| Aim of the exercise |
Single out the lines that include the word "klimatizačního". Copy them.

| Excerpted data |
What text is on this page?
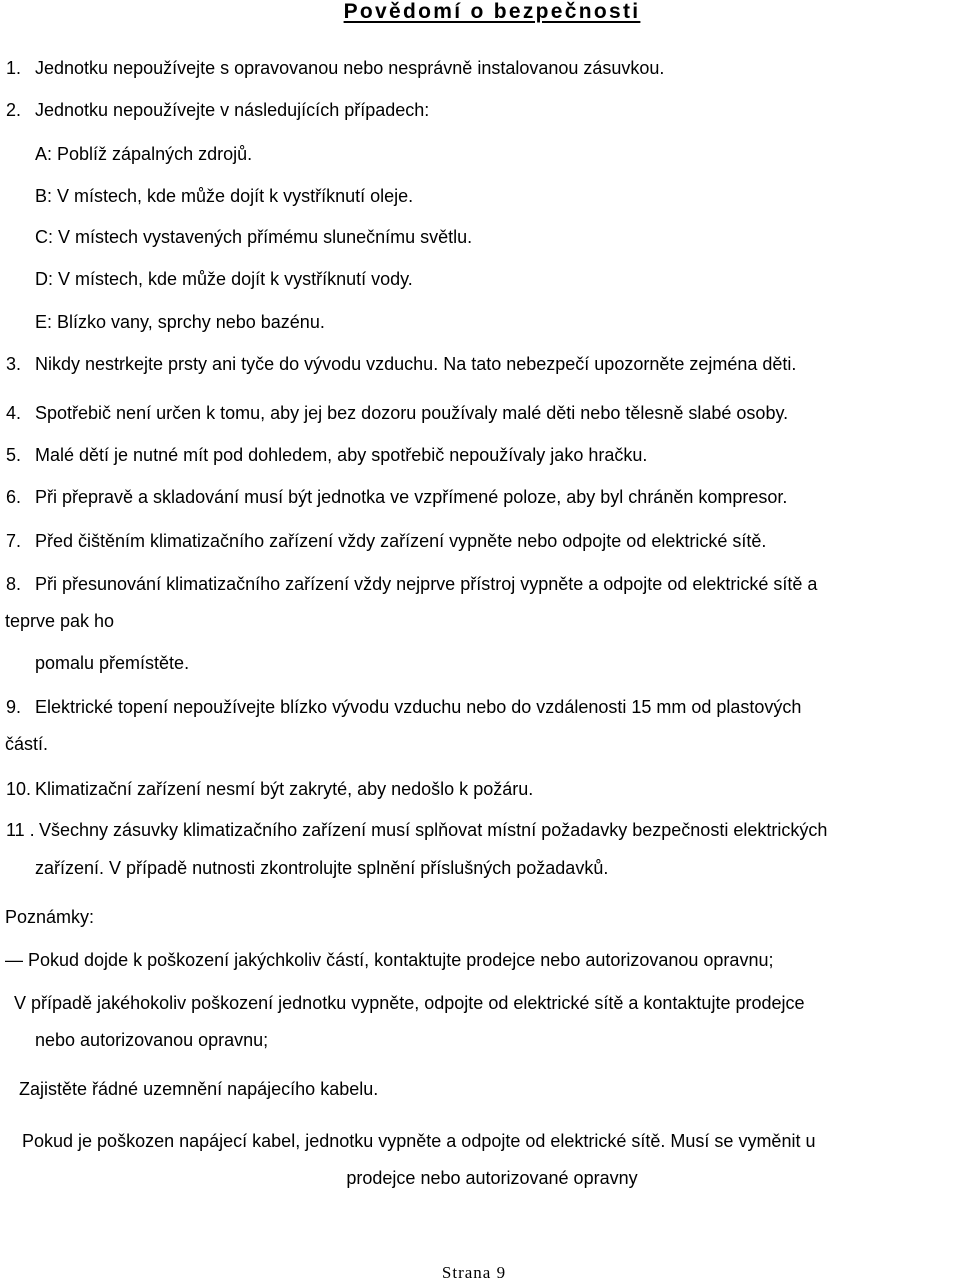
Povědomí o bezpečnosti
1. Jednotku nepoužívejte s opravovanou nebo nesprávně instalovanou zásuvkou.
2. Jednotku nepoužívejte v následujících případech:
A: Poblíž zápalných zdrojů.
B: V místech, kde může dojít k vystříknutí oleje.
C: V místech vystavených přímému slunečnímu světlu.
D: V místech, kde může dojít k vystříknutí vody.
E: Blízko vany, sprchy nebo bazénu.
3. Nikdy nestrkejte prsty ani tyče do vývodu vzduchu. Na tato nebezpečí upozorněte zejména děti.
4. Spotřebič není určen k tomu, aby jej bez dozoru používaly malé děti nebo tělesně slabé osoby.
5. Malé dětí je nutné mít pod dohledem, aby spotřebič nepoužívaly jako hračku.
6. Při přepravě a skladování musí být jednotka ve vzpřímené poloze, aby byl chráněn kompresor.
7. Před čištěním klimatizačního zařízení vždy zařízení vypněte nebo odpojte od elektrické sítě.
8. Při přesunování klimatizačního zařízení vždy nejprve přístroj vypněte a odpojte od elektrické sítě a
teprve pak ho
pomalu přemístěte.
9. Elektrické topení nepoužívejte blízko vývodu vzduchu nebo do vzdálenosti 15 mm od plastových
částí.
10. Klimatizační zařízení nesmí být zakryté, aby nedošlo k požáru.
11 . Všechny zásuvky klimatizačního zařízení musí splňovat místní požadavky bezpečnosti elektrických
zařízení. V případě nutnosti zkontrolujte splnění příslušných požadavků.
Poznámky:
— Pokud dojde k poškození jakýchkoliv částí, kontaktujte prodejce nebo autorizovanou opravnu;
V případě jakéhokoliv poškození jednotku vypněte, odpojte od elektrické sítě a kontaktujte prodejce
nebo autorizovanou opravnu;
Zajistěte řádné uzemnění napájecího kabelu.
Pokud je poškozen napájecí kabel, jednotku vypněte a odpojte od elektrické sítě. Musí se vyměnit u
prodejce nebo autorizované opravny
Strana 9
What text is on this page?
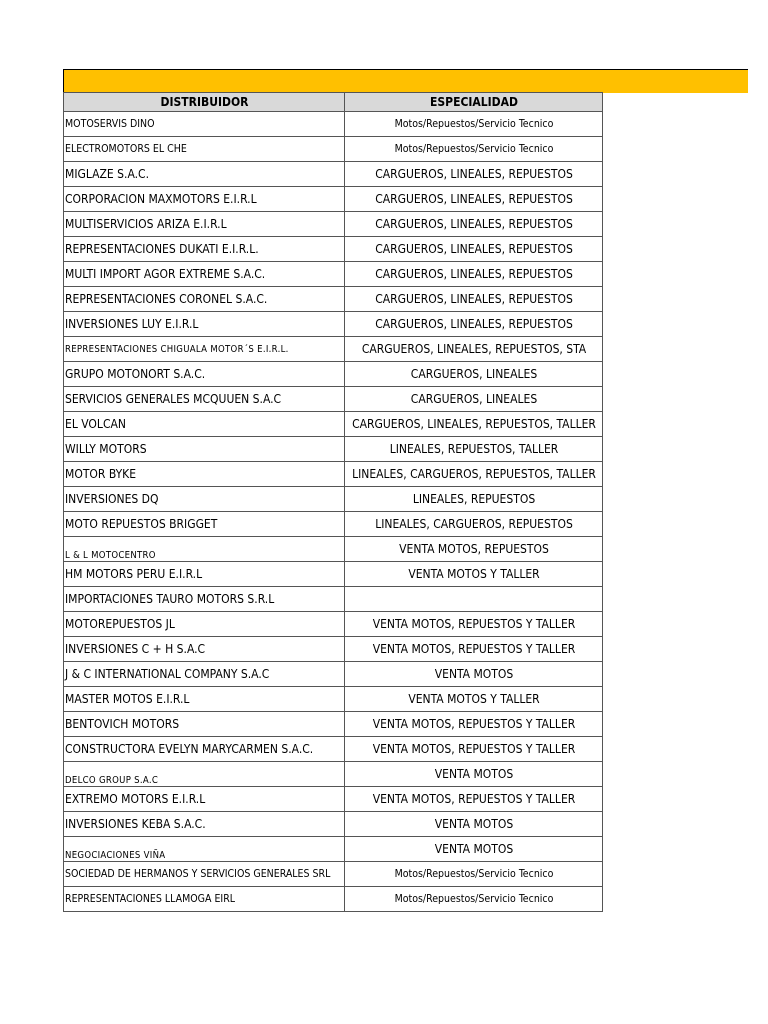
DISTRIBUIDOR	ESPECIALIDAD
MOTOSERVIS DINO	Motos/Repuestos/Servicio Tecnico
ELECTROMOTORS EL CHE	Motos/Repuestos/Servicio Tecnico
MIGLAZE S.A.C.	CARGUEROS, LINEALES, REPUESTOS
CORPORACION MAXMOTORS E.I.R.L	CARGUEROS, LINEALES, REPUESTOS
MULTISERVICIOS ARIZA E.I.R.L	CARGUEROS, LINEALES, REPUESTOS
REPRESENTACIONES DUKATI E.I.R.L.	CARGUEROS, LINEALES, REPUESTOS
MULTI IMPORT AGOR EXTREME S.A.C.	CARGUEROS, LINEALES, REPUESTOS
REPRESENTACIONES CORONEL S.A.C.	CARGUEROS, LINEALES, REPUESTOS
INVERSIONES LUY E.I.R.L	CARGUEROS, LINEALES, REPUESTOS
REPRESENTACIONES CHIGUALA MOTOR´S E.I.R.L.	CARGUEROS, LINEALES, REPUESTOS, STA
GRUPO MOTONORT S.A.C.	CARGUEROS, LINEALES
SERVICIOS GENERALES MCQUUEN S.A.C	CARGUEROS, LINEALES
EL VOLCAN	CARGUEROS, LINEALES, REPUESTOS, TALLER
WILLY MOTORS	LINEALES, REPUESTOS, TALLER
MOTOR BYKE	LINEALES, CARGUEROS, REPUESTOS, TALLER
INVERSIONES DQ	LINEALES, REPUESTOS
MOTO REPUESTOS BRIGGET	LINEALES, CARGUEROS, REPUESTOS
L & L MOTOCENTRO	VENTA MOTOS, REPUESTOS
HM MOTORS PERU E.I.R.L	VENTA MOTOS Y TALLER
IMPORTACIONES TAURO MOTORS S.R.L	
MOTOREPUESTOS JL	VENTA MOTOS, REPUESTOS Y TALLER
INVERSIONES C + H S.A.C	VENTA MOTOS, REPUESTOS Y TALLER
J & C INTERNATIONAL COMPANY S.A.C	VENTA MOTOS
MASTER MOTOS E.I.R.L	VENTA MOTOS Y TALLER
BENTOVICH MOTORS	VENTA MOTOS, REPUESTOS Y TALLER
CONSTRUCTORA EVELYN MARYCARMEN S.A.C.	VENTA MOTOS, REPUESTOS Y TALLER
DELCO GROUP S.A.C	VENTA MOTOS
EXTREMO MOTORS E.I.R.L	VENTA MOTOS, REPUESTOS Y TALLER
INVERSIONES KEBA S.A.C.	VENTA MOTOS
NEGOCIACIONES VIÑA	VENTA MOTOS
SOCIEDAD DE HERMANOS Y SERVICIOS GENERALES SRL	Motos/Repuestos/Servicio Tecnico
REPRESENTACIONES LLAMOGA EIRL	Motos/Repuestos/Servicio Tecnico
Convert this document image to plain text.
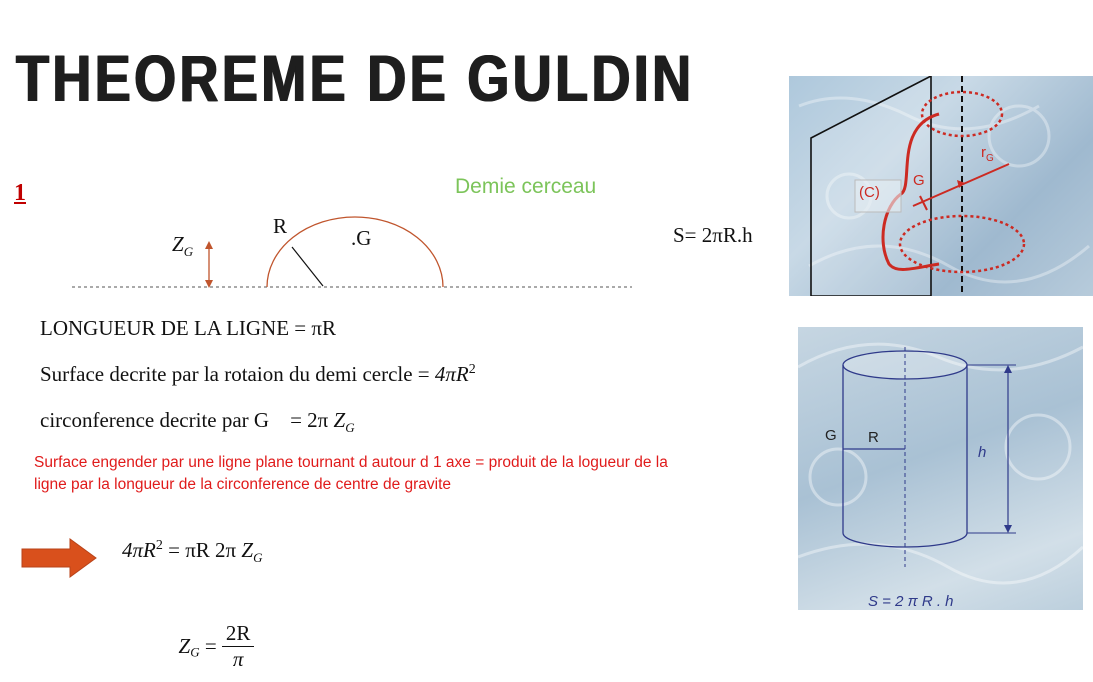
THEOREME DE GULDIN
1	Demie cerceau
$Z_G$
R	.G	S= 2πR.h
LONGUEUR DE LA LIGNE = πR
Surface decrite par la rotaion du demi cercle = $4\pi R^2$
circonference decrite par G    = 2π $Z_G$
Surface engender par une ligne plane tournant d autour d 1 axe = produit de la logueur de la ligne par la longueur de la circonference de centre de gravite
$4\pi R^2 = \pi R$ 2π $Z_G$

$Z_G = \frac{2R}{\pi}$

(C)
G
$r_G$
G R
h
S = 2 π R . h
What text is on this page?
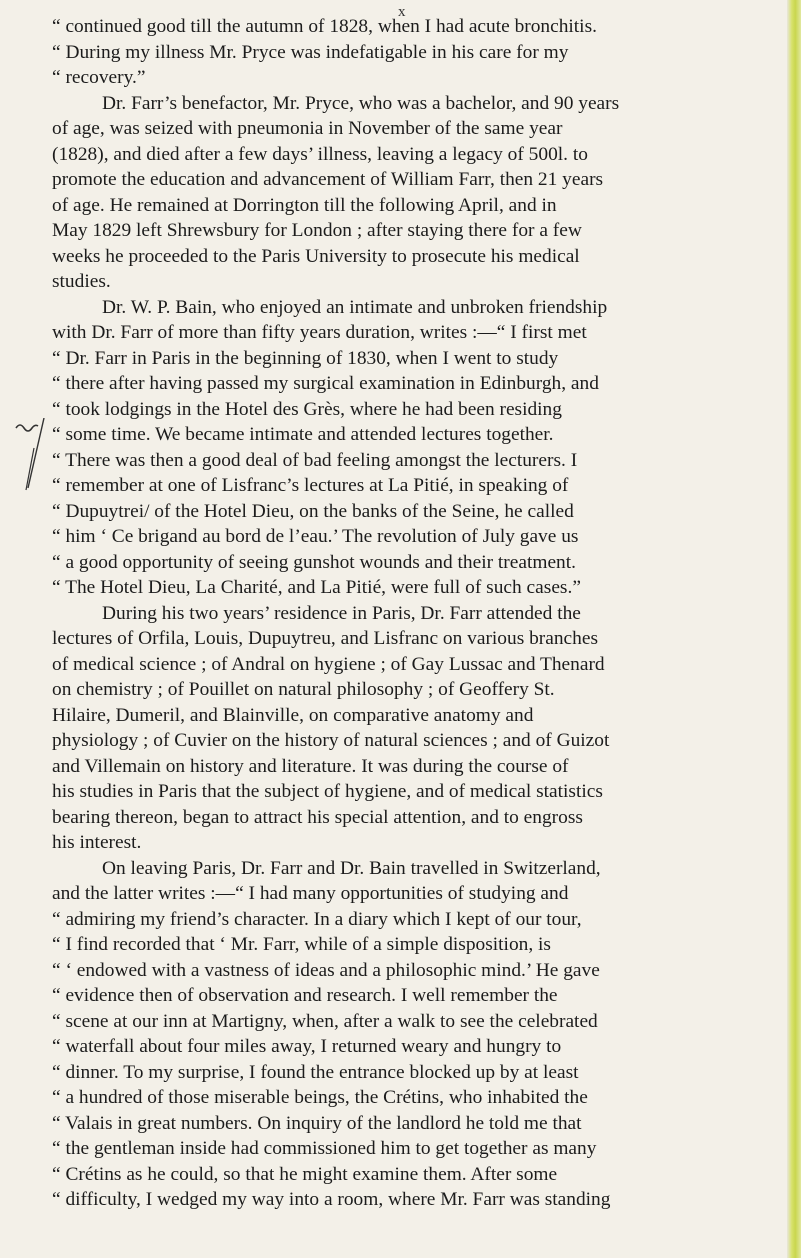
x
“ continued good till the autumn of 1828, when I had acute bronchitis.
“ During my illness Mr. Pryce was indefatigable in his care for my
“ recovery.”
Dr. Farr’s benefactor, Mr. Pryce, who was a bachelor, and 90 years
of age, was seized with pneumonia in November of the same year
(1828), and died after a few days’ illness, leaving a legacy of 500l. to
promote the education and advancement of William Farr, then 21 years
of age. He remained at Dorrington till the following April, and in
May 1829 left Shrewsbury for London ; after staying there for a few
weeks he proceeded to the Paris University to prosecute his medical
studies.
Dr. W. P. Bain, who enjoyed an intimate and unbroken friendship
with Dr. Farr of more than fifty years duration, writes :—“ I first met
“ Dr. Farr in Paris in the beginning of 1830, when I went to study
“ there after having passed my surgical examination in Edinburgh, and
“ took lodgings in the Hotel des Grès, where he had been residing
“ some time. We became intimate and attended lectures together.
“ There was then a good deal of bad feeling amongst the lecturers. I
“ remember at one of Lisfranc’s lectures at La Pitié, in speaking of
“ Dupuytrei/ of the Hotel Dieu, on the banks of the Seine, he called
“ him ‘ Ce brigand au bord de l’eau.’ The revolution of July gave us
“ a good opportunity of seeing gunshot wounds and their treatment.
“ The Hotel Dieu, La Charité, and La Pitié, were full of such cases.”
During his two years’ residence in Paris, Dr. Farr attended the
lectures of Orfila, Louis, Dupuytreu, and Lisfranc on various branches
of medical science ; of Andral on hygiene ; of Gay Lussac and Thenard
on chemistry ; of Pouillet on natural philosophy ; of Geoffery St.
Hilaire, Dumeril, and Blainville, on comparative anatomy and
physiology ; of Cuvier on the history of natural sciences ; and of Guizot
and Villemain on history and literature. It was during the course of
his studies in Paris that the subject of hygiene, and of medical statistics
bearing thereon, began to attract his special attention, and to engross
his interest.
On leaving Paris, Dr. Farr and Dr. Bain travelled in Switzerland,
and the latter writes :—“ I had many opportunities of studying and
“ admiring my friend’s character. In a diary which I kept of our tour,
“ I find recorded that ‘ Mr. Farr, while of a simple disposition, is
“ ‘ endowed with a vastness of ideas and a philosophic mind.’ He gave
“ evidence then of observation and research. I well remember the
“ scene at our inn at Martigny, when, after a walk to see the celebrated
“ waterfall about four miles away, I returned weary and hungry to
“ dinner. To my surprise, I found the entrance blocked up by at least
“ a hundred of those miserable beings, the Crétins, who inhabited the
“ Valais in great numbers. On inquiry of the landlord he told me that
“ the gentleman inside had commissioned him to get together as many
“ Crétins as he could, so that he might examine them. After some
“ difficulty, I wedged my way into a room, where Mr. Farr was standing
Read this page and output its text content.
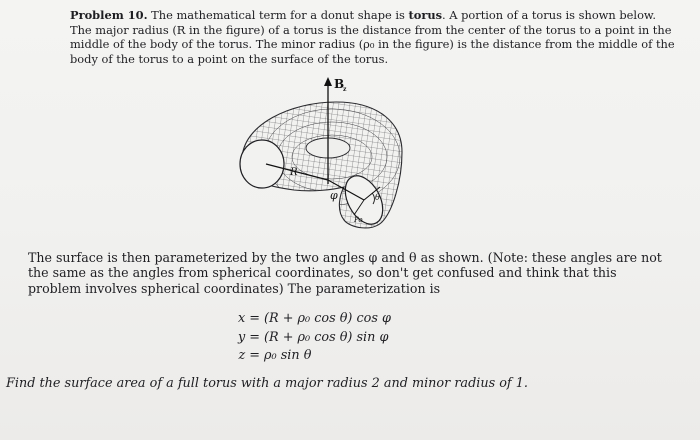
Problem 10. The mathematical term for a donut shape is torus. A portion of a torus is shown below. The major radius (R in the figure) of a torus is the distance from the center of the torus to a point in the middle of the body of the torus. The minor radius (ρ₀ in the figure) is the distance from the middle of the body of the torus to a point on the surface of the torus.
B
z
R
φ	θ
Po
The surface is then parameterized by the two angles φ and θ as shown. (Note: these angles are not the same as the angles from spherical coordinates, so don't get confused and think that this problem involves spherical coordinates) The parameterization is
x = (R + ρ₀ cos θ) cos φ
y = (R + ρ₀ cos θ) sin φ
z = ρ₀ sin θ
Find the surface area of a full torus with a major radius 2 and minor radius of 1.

| Task answer |
7. Před čištěním klimatizačního zařízení vždy zařízení vypněte nebo odpojte od elektrické sítě.
8. Při přesunování klimatizačního zařízení vždy nejprve přístroj vypněte a odpojte od elektrické sítě a
11 . Všechny zásuvky klimatizačního zařízení musí splňovat místní požadavky bezpečnosti elektrických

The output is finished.